**WHAT TO PRODUCE:** Each record below is to be copied word for word, with pictures removed.
Start of ITEMS
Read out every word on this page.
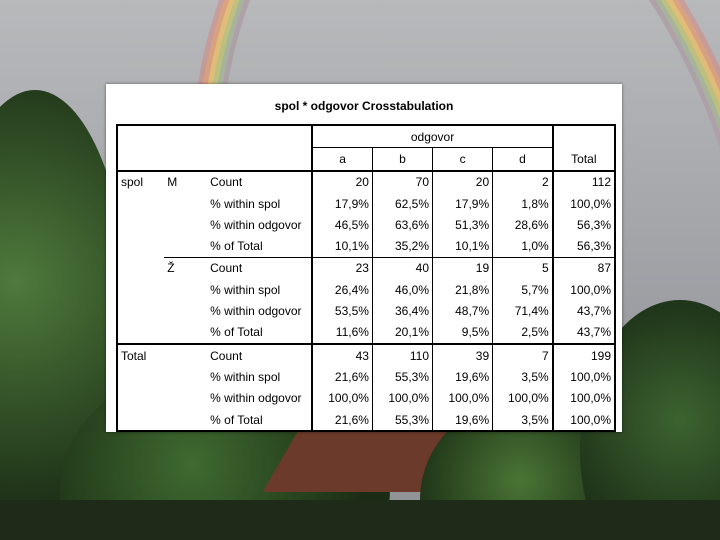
spol * odgovor Crosstabulation
			odgovor				
			a	b	c	d	Total
spol	M	Count	20	70	20	2	112
		% within spol	17,9%	62,5%	17,9%	1,8%	100,0%
		% within odgovor	46,5%	63,6%	51,3%	28,6%	56,3%
		% of Total	10,1%	35,2%	10,1%	1,0%	56,3%
	Ž	Count	23	40	19	5	87
		% within spol	26,4%	46,0%	21,8%	5,7%	100,0%
		% within odgovor	53,5%	36,4%	48,7%	71,4%	43,7%
		% of Total	11,6%	20,1%	9,5%	2,5%	43,7%
Total		Count	43	110	39	7	199
		% within spol	21,6%	55,3%	19,6%	3,5%	100,0%
		% within odgovor	100,0%	100,0%	100,0%	100,0%	100,0%
		% of Total	21,6%	55,3%	19,6%	3,5%	100,0%
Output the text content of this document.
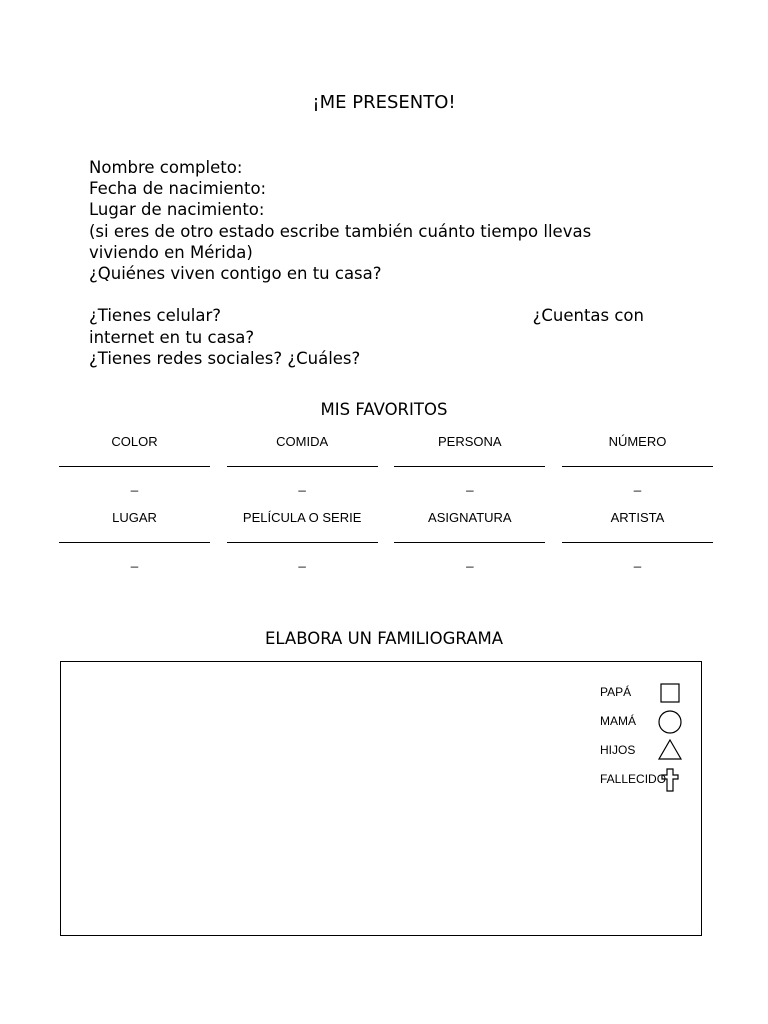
¡ME PRESENTO!
Nombre completo:
Fecha de nacimiento:
Lugar de nacimiento:
(si eres de otro estado escribe también cuánto tiempo llevas
viviendo en Mérida)
¿Quiénes viven contigo en tu casa?
¿Tienes celular?	¿Cuentas con
internet en tu casa?
¿Tienes redes sociales? ¿Cuáles?
MIS FAVORITOS
COLOR
_
COMIDA
_
PERSONA
_
NÚMERO
_
LUGAR
_
PELÍCULA O SERIE
_
ASIGNATURA
_
ARTISTA
_
ELABORA UN FAMILIOGRAMA
PAPÁ
MAMÁ
HIJOS
FALLECIDO
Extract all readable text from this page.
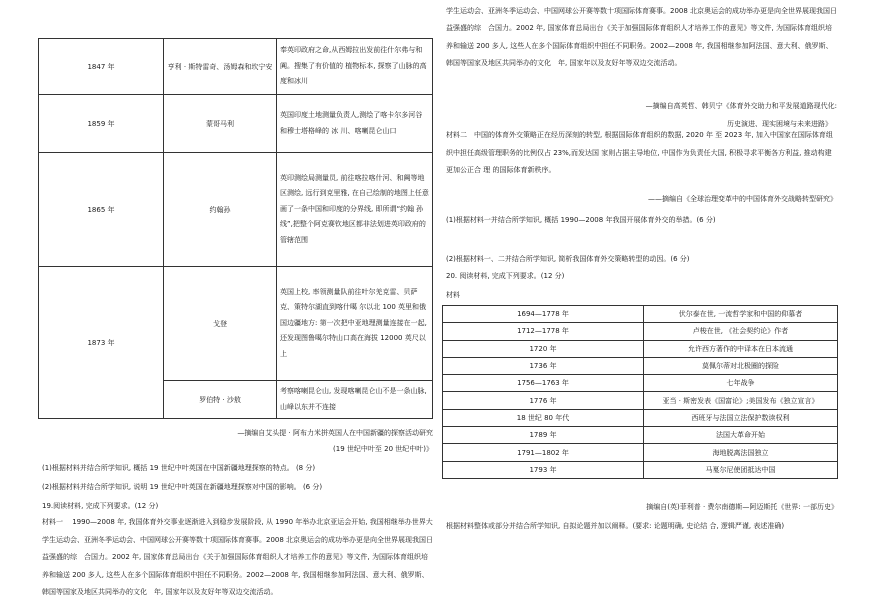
1847 年	亨利 · 斯特雷奇、汤姆森和坎宁安	奉英印政府之命,从西姆拉出发前往什尔弗与和阗。搜集了有价值的 植物标本, 探察了山脉的高度和冰川
1859 年	蒙哥马利	英国印度土地测量负责人,测绘了喀卡尔多河谷和穆士塔格峰的 冰 川、喀喇昆仑山口
1865 年	约翰孙	英印测绘局测量员, 前往喀拉喀什河、和阗等地区测绘, 远行到克里雅, 在自己绘制的地图上任意画了一条中国和印度的分界线, 即所谓“约翰 孙线”,把整个阿克赛钦地区都非法划进英印政府的管辖范围
1873 年	戈登	英国上校, 率领测量队前往叶尔羌克雷、贝萨克、策特尔湖直到喀什噶 尔以北 100 英里和俄国边疆地方: 第一次把中亚地理测量连接在一起,还发现图鲁噶尔特山口高在海拔 12000 英尺以上
	罗伯特 · 沙敖	考察喀喇昆仑山, 发现喀喇昆仑山不是一条山脉, 山峰以东并不连接
—摘编自艾头提 · 阿布力米拼英国人在中国新疆的探察活动研究
(19 世纪中叶至 20 世纪中叶)》
(1)根据材料并结合所学知识, 概括 19 世纪中叶英国在中国新疆地理探察的特点。 (8 分)
(2)根据材料并结合所学知识, 说明 19 世纪中叶英国在新疆地理探察对中国的影响。 (6 分)
19.阅读材料, 完成下列要求。(12 分)
材料一　 1990—2008 年, 我国体育外交事业逐渐进入到稳步发展阶段, 从 1990 年举办北京亚运会开始, 我国相继举办世界大学生运动会、亚洲冬季运动会、中国网球公开赛等数十项国际体育赛事。2008 北京奥运会的成功举办更是向全世界展现我国日益强盛的综　合国力。2002 年, 国家体育总局出台《关于加强国际体育组织人才培养工作的意见》等文件, 为国际体育组织培养和输送 200 多人, 这些人在多个国际体育组织中担任不同职务。2002—2008 年, 我国相继参加阿法国、意大利、俄罗斯、韩国等国家及地区共同举办的文化　年, 国家年以及友好年等双边交流活动。
　 学生运动会、亚洲冬季运动会、中国网球公开赛等数十项国际体育赛事。2008 北京奥运会的成功举办更是向全世界展现我国日益强盛的综　合国力。2002 年, 国家体育总局出台《关于加强国际体育组织人才培养工作的意见》等文件, 为国际体育组织培养和输送 200 多人, 这些人在多个国际体育组织中担任不同职务。2002—2008 年, 我国相继参加阿法国、意大利、俄罗斯、韩国等国家及地区共同举办的文化　年, 国家年以及友好年等双边交流活动。
—摘编自高英哲、韩贝宁《体育外交助力和平发展道路现代化:
历史演进、现实困境与未来进路》
材料二　中国的体育外交策略正在经历深刻的转型, 根据国际体育组织的数据, 2020 年 至 2023 年, 加入中国家在国际体育组织中担任高级管理职务的比例仅占 23%,而发达国 家则占据主导地位, 中国作为负责任大国, 积极寻求平衡各方利益, 推动构建更加公正合 理 的国际体育新秩序。
——摘编自《全球治理变革中的中国体育外交战略转型研究》
(1)根据材料一并结合所学知识, 概括 1990—2008 年我国开展体育外交的举措。(6 分)
(2)根据材料一、二并结合所学知识, 简析我国体育外交策略转型的动因。(6 分)
20. 阅读材料, 完成下列要求。(12 分)
材料
1694—1778 年	伏尔泰在世, 一流哲学家和中国的仰慕者
1712—1778 年	卢梭在世, 《社会契约论》作者
1720 年	允许西方著作的中译本在日本流通
1736 年	莫佩尔蒂对北极圈的探险
1756—1763 年	七年战争
1776 年	亚当 · 斯密发表《国富论》;美国发布《独立宣言》
18 世纪 80 年代	西班牙与法国立法保护数读权利
1789 年	法国大革命开始
1791—1802 年	海地脱离法国独立
1793 年	马戛尔尼使团抵达中国
摘编自(英)菲利普 · 费尔南德斯—阿迈斯托《世界: 一部历史》
根据材料整体或部分并结合所学知识, 自拟论题并加以阐释。(要求: 论题明确, 史论结 合, 逻辑严谨, 表述准确)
End of ITEMS
**RESULT OF THIS EXERCISE:**
Read out every word on this page.
spol * odgovor Crosstabulation
			odgovor				
			a	b	c	d	Total
spol	M	Count	20	70	20	2	112
		% within spol	17,9%	62,5%	17,9%	1,8%	100,0%
		% within odgovor	46,5%	63,6%	51,3%	28,6%	56,3%
		% of Total	10,1%	35,2%	10,1%	1,0%	56,3%
	Ž	Count	23	40	19	5	87
		% within spol	26,4%	46,0%	21,8%	5,7%	100,0%
		% within odgovor	53,5%	36,4%	48,7%	71,4%	43,7%
		% of Total	11,6%	20,1%	9,5%	2,5%	43,7%
Total		Count	43	110	39	7	199
		% within spol	21,6%	55,3%	19,6%	3,5%	100,0%
		% within odgovor	100,0%	100,0%	100,0%	100,0%	100,0%
		% of Total	21,6%	55,3%	19,6%	3,5%	100,0%
Output the text content of this document.
¡ME PRESENTO!
Nombre completo:
Fecha de nacimiento:
Lugar de nacimiento:
(si eres de otro estado escribe también cuánto tiempo llevas
viviendo en Mérida)
¿Quiénes viven contigo en tu casa?
¿Tienes celular?	¿Cuentas con
internet en tu casa?
¿Tienes redes sociales? ¿Cuáles?
MIS FAVORITOS
COLOR
_
COMIDA
_
PERSONA
_
NÚMERO
_
LUGAR
_
PELÍCULA O SERIE
_
ASIGNATURA
_
ARTISTA
_
ELABORA UN FAMILIOGRAMA
PAPÁ
MAMÁ
HIJOS
FALLECIDO
Extract all readable text from this page.
1847 年	亨利 · 斯特雷奇、汤姆森和坎宁安	奉英印政府之命,从西姆拉出发前往什尔弗与和阗。搜集了有价值的 植物标本, 探察了山脉的高度和冰川
1859 年	蒙哥马利	英国印度土地测量负责人,测绘了喀卡尔多河谷和穆士塔格峰的 冰 川、喀喇昆仑山口
1865 年	约翰孙	英印测绘局测量员, 前往喀拉喀什河、和阗等地区测绘, 远行到克里雅, 在自己绘制的地图上任意画了一条中国和印度的分界线, 即所谓“约翰 孙线”,把整个阿克赛钦地区都非法划进英印政府的管辖范围
1873 年	戈登	英国上校, 率领测量队前往叶尔羌克雷、贝萨克、策特尔湖直到喀什噶 尔以北 100 英里和俄国边疆地方: 第一次把中亚地理测量连接在一起,还发现图鲁噶尔特山口高在海拔 12000 英尺以上
	罗伯特 · 沙敖	考察喀喇昆仑山, 发现喀喇昆仑山不是一条山脉, 山峰以东并不连接
—摘编自艾头提 · 阿布力米拼英国人在中国新疆的探察活动研究
(19 世纪中叶至 20 世纪中叶)》
(1)根据材料并结合所学知识, 概括 19 世纪中叶英国在中国新疆地理探察的特点。 (8 分)
(2)根据材料并结合所学知识, 说明 19 世纪中叶英国在新疆地理探察对中国的影响。 (6 分)
19.阅读材料, 完成下列要求。(12 分)
材料一　 1990—2008 年, 我国体育外交事业逐渐进入到稳步发展阶段, 从 1990 年举办北京亚运会开始, 我国相继举办世界大学生运动会、亚洲冬季运动会、中国网球公开赛等数十项国际体育赛事。2008 北京奥运会的成功举办更是向全世界展现我国日益强盛的综　合国力。2002 年, 国家体育总局出台《关于加强国际体育组织人才培养工作的意见》等文件, 为国际体育组织培养和输送 200 多人, 这些人在多个国际体育组织中担任不同职务。2002—2008 年, 我国相继参加阿法国、意大利、俄罗斯、韩国等国家及地区共同举办的文化　年, 国家年以及友好年等双边交流活动。
　 学生运动会、亚洲冬季运动会、中国网球公开赛等数十项国际体育赛事。2008 北京奥运会的成功举办更是向全世界展现我国日益强盛的综　合国力。2002 年, 国家体育总局出台《关于加强国际体育组织人才培养工作的意见》等文件, 为国际体育组织培养和输送 200 多人, 这些人在多个国际体育组织中担任不同职务。2002—2008 年, 我国相继参加阿法国、意大利、俄罗斯、韩国等国家及地区共同举办的文化　年, 国家年以及友好年等双边交流活动。
—摘编自高英哲、韩贝宁《体育外交助力和平发展道路现代化:
历史演进、现实困境与未来进路》
材料二　中国的体育外交策略正在经历深刻的转型, 根据国际体育组织的数据, 2020 年 至 2023 年, 加入中国家在国际体育组织中担任高级管理职务的比例仅占 23%,而发达国 家则占据主导地位, 中国作为负责任大国, 积极寻求平衡各方利益, 推动构建更加公正合 理 的国际体育新秩序。
——摘编自《全球治理变革中的中国体育外交战略转型研究》
(1)根据材料一并结合所学知识, 概括 1990—2008 年我国开展体育外交的举措。(6 分)
(2)根据材料一、二并结合所学知识, 简析我国体育外交策略转型的动因。(6 分)
20. 阅读材料, 完成下列要求。(12 分)
材料
1694—1778 年	伏尔泰在世, 一流哲学家和中国的仰慕者
1712—1778 年	卢梭在世, 《社会契约论》作者
1720 年	允许西方著作的中译本在日本流通
1736 年	莫佩尔蒂对北极圈的探险
1756—1763 年	七年战争
1776 年	亚当 · 斯密发表《国富论》;美国发布《独立宣言》
18 世纪 80 年代	西班牙与法国立法保护数读权利
1789 年	法国大革命开始
1791—1802 年	海地脱离法国独立
1793 年	马戛尔尼使团抵达中国
摘编自(英)菲利普 · 费尔南德斯—阿迈斯托《世界: 一部历史》
根据材料整体或部分并结合所学知识, 自拟论题并加以阐释。(要求: 论题明确, 史论结 合, 逻辑严谨, 表述准确)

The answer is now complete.